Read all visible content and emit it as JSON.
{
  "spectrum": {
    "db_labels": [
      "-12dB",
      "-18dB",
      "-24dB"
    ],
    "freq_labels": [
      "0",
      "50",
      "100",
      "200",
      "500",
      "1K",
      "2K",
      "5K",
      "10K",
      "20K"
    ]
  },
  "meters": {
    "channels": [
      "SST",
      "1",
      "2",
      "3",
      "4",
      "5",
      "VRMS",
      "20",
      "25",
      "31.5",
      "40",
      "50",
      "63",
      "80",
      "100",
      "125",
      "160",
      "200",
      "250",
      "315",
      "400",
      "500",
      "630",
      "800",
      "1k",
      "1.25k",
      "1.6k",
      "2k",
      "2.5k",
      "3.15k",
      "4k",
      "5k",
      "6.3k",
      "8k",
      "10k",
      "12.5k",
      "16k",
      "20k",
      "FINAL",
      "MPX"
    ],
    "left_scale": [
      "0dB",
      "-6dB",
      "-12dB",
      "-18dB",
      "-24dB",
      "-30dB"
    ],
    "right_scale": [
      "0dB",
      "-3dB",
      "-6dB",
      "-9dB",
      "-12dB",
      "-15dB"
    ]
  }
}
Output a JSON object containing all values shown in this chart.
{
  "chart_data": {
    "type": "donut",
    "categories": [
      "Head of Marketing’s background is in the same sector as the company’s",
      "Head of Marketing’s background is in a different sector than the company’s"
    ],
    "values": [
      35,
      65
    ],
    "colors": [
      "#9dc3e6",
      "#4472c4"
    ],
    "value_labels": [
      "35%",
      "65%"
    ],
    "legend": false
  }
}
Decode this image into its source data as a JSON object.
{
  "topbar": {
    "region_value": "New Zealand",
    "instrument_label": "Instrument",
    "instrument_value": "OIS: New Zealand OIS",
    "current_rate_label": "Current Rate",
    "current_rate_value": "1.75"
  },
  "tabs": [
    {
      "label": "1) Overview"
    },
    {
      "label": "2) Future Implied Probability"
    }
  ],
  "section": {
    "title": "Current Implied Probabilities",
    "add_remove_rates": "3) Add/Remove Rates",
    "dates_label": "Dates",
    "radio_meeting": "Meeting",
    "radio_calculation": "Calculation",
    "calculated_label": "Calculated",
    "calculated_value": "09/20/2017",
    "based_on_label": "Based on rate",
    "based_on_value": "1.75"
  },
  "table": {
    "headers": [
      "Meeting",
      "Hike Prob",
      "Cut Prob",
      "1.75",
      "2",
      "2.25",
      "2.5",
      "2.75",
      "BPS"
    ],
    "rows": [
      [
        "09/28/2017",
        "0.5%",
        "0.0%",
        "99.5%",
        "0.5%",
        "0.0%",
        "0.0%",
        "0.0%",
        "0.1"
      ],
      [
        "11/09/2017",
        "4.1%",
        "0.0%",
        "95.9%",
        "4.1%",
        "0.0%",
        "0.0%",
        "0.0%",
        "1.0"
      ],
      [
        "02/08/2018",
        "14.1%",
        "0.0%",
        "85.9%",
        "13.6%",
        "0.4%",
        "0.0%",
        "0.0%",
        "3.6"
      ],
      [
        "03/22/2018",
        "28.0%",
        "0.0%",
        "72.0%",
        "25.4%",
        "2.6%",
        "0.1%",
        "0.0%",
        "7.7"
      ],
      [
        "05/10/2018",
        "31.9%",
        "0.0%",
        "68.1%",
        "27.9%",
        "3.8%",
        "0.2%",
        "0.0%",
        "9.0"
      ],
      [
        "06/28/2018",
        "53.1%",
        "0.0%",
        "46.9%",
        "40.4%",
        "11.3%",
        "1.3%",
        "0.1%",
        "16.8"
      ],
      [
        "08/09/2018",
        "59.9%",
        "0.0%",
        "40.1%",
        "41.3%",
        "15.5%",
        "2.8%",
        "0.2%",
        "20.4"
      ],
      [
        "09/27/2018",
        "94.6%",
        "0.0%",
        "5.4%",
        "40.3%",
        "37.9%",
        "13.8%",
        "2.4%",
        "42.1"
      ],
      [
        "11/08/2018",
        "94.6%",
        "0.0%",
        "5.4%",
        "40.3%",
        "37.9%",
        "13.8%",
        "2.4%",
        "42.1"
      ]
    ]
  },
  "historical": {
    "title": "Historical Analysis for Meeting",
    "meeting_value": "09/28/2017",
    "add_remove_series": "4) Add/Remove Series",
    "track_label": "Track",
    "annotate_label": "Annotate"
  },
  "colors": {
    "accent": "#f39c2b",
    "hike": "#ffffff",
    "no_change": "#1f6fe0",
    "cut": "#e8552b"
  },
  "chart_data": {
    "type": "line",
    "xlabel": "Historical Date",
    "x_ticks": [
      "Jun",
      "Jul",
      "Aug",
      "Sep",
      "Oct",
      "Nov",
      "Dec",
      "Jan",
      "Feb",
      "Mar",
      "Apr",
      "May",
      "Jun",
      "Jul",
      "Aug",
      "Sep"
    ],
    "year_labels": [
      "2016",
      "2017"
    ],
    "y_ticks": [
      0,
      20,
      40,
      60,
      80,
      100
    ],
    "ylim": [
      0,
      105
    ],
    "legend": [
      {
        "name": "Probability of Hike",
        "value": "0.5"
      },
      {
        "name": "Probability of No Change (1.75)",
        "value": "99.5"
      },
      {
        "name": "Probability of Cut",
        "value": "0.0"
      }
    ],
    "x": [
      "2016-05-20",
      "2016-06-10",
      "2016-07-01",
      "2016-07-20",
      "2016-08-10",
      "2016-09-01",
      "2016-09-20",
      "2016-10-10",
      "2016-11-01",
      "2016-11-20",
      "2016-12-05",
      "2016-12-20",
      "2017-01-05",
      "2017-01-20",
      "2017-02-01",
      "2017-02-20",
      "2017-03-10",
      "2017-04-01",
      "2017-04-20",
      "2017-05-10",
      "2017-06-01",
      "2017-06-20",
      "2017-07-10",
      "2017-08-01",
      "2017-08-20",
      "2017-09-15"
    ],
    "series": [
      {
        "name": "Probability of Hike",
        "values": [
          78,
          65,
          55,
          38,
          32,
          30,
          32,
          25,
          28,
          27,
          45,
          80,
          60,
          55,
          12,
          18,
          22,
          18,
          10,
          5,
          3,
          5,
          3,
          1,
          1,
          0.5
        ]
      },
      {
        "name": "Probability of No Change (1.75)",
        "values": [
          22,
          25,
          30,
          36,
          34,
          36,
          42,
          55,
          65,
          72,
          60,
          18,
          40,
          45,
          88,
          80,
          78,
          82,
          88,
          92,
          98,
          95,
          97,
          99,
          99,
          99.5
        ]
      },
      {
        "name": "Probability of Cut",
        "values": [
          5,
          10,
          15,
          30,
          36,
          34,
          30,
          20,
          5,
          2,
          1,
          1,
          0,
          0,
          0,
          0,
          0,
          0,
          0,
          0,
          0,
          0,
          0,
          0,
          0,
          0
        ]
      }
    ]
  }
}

==========

In this exercise, repeat all entries exactly.

• [Exercise answer]:
Read all visible content and emit it as JSON.
{
  "spectrum": {
    "db_labels": [
      "-12dB",
      "-18dB",
      "-24dB"
    ],
    "freq_labels": [
      "0",
      "50",
      "100",
      "200",
      "500",
      "1K",
      "2K",
      "5K",
      "10K",
      "20K"
    ]
  },
  "meters": {
    "channels": [
      "SST",
      "1",
      "2",
      "3",
      "4",
      "5",
      "VRMS",
      "20",
      "25",
      "31.5",
      "40",
      "50",
      "63",
      "80",
      "100",
      "125",
      "160",
      "200",
      "250",
      "315",
      "400",
      "500",
      "630",
      "800",
      "1k",
      "1.25k",
      "1.6k",
      "2k",
      "2.5k",
      "3.15k",
      "4k",
      "5k",
      "6.3k",
      "8k",
      "10k",
      "12.5k",
      "16k",
      "20k",
      "FINAL",
      "MPX"
    ],
    "left_scale": [
      "0dB",
      "-6dB",
      "-12dB",
      "-18dB",
      "-24dB",
      "-30dB"
    ],
    "right_scale": [
      "0dB",
      "-3dB",
      "-6dB",
      "-9dB",
      "-12dB",
      "-15dB"
    ]
  }
}
Output a JSON object containing all values shown in this chart.
{
  "chart_data": {
    "type": "donut",
    "categories": [
      "Head of Marketing’s background is in the same sector as the company’s",
      "Head of Marketing’s background is in a different sector than the company’s"
    ],
    "values": [
      35,
      65
    ],
    "colors": [
      "#9dc3e6",
      "#4472c4"
    ],
    "value_labels": [
      "35%",
      "65%"
    ],
    "legend": false
  }
}
Decode this image into its source data as a JSON object.
{
  "topbar": {
    "region_value": "New Zealand",
    "instrument_label": "Instrument",
    "instrument_value": "OIS: New Zealand OIS",
    "current_rate_label": "Current Rate",
    "current_rate_value": "1.75"
  },
  "tabs": [
    {
      "label": "1) Overview"
    },
    {
      "label": "2) Future Implied Probability"
    }
  ],
  "section": {
    "title": "Current Implied Probabilities",
    "add_remove_rates": "3) Add/Remove Rates",
    "dates_label": "Dates",
    "radio_meeting": "Meeting",
    "radio_calculation": "Calculation",
    "calculated_label": "Calculated",
    "calculated_value": "09/20/2017",
    "based_on_label": "Based on rate",
    "based_on_value": "1.75"
  },
  "table": {
    "headers": [
      "Meeting",
      "Hike Prob",
      "Cut Prob",
      "1.75",
      "2",
      "2.25",
      "2.5",
      "2.75",
      "BPS"
    ],
    "rows": [
      [
        "09/28/2017",
        "0.5%",
        "0.0%",
        "99.5%",
        "0.5%",
        "0.0%",
        "0.0%",
        "0.0%",
        "0.1"
      ],
      [
        "11/09/2017",
        "4.1%",
        "0.0%",
        "95.9%",
        "4.1%",
        "0.0%",
        "0.0%",
        "0.0%",
        "1.0"
      ],
      [
        "02/08/2018",
        "14.1%",
        "0.0%",
        "85.9%",
        "13.6%",
        "0.4%",
        "0.0%",
        "0.0%",
        "3.6"
      ],
      [
        "03/22/2018",
        "28.0%",
        "0.0%",
        "72.0%",
        "25.4%",
        "2.6%",
        "0.1%",
        "0.0%",
        "7.7"
      ],
      [
        "05/10/2018",
        "31.9%",
        "0.0%",
        "68.1%",
        "27.9%",
        "3.8%",
        "0.2%",
        "0.0%",
        "9.0"
      ],
      [
        "06/28/2018",
        "53.1%",
        "0.0%",
        "46.9%",
        "40.4%",
        "11.3%",
        "1.3%",
        "0.1%",
        "16.8"
      ],
      [
        "08/09/2018",
        "59.9%",
        "0.0%",
        "40.1%",
        "41.3%",
        "15.5%",
        "2.8%",
        "0.2%",
        "20.4"
      ],
      [
        "09/27/2018",
        "94.6%",
        "0.0%",
        "5.4%",
        "40.3%",
        "37.9%",
        "13.8%",
        "2.4%",
        "42.1"
      ],
      [
        "11/08/2018",
        "94.6%",
        "0.0%",
        "5.4%",
        "40.3%",
        "37.9%",
        "13.8%",
        "2.4%",
        "42.1"
      ]
    ]
  },
  "historical": {
    "title": "Historical Analysis for Meeting",
    "meeting_value": "09/28/2017",
    "add_remove_series": "4) Add/Remove Series",
    "track_label": "Track",
    "annotate_label": "Annotate"
  },
  "colors": {
    "accent": "#f39c2b",
    "hike": "#ffffff",
    "no_change": "#1f6fe0",
    "cut": "#e8552b"
  },
  "chart_data": {
    "type": "line",
    "xlabel": "Historical Date",
    "x_ticks": [
      "Jun",
      "Jul",
      "Aug",
      "Sep",
      "Oct",
      "Nov",
      "Dec",
      "Jan",
      "Feb",
      "Mar",
      "Apr",
      "May",
      "Jun",
      "Jul",
      "Aug",
      "Sep"
    ],
    "year_labels": [
      "2016",
      "2017"
    ],
    "y_ticks": [
      0,
      20,
      40,
      60,
      80,
      100
    ],
    "ylim": [
      0,
      105
    ],
    "legend": [
      {
        "name": "Probability of Hike",
        "value": "0.5"
      },
      {
        "name": "Probability of No Change (1.75)",
        "value": "99.5"
      },
      {
        "name": "Probability of Cut",
        "value": "0.0"
      }
    ],
    "x": [
      "2016-05-20",
      "2016-06-10",
      "2016-07-01",
      "2016-07-20",
      "2016-08-10",
      "2016-09-01",
      "2016-09-20",
      "2016-10-10",
      "2016-11-01",
      "2016-11-20",
      "2016-12-05",
      "2016-12-20",
      "2017-01-05",
      "2017-01-20",
      "2017-02-01",
      "2017-02-20",
      "2017-03-10",
      "2017-04-01",
      "2017-04-20",
      "2017-05-10",
      "2017-06-01",
      "2017-06-20",
      "2017-07-10",
      "2017-08-01",
      "2017-08-20",
      "2017-09-15"
    ],
    "series": [
      {
        "name": "Probability of Hike",
        "values": [
          78,
          65,
          55,
          38,
          32,
          30,
          32,
          25,
          28,
          27,
          45,
          80,
          60,
          55,
          12,
          18,
          22,
          18,
          10,
          5,
          3,
          5,
          3,
          1,
          1,
          0.5
        ]
      },
      {
        "name": "Probability of No Change (1.75)",
        "values": [
          22,
          25,
          30,
          36,
          34,
          36,
          42,
          55,
          65,
          72,
          60,
          18,
          40,
          45,
          88,
          80,
          78,
          82,
          88,
          92,
          98,
          95,
          97,
          99,
          99,
          99.5
        ]
      },
      {
        "name": "Probability of Cut",
        "values": [
          5,
          10,
          15,
          30,
          36,
          34,
          30,
          20,
          5,
          2,
          1,
          1,
          0,
          0,
          0,
          0,
          0,
          0,
          0,
          0,
          0,
          0,
          0,
          0,
          0,
          0
        ]
      }
    ]
  }
}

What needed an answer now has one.